Problem:
When a line in the records contains the string "host", copy that line.

Supplied records:
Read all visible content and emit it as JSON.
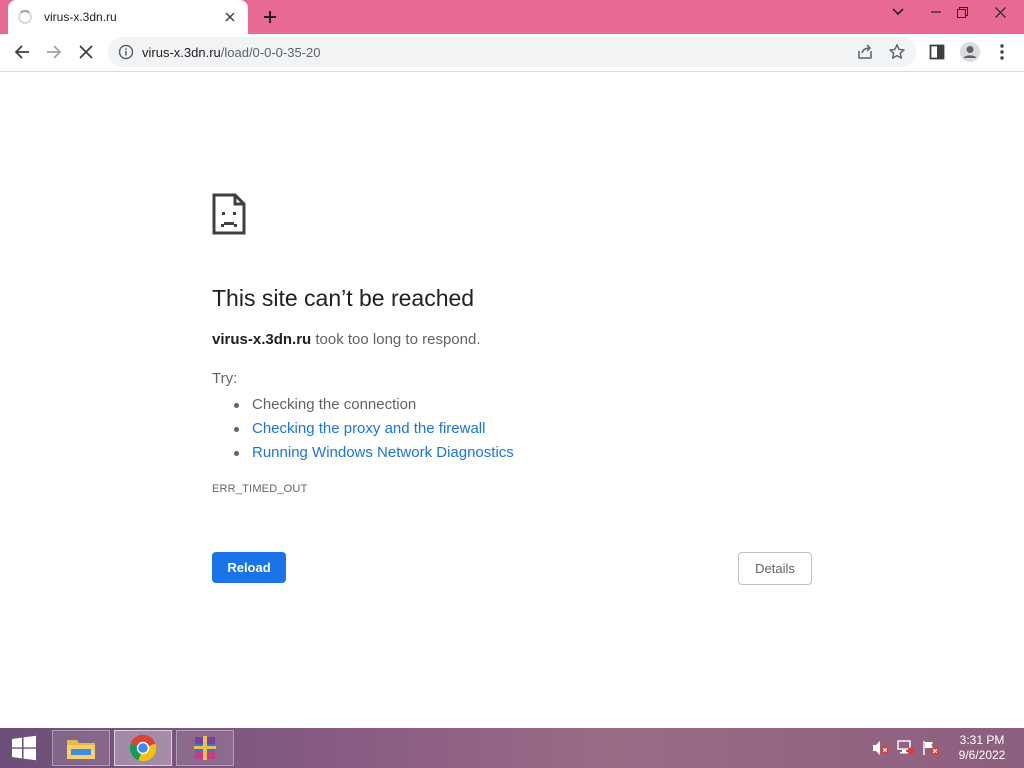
{
  "browser": {
    "tab": {
      "title": "virus-x.3dn.ru"
    },
    "address": {
      "host": "virus-x.3dn.ru",
      "path": "/load/0-0-0-35-20"
    }
  },
  "error_page": {
    "title": "This site can’t be reached",
    "host": "virus-x.3dn.ru",
    "message": " took too long to respond.",
    "try_label": "Try:",
    "suggestions": [
      {
        "text": "Checking the connection",
        "link": false
      },
      {
        "text": "Checking the proxy and the firewall",
        "link": true
      },
      {
        "text": "Running Windows Network Diagnostics",
        "link": true
      }
    ],
    "error_code": "ERR_TIMED_OUT",
    "reload_label": "Reload",
    "details_label": "Details"
  },
  "taskbar": {
    "apps": [
      "file-explorer-icon",
      "chrome-icon",
      "winrar-icon"
    ],
    "tray": [
      "volume-muted-icon",
      "network-icon",
      "action-center-flag-icon"
    ],
    "time": "3:31 PM",
    "date": "9/6/2022"
  },
  "colors": {
    "tabstrip": "#e86992",
    "accent_blue": "#1a73e8",
    "text_primary": "#202124",
    "text_secondary": "#5f6368"
  }
}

Solution to the exercise:
      "host": "virus-x.3dn.ru",
    "host": "virus-x.3dn.ru",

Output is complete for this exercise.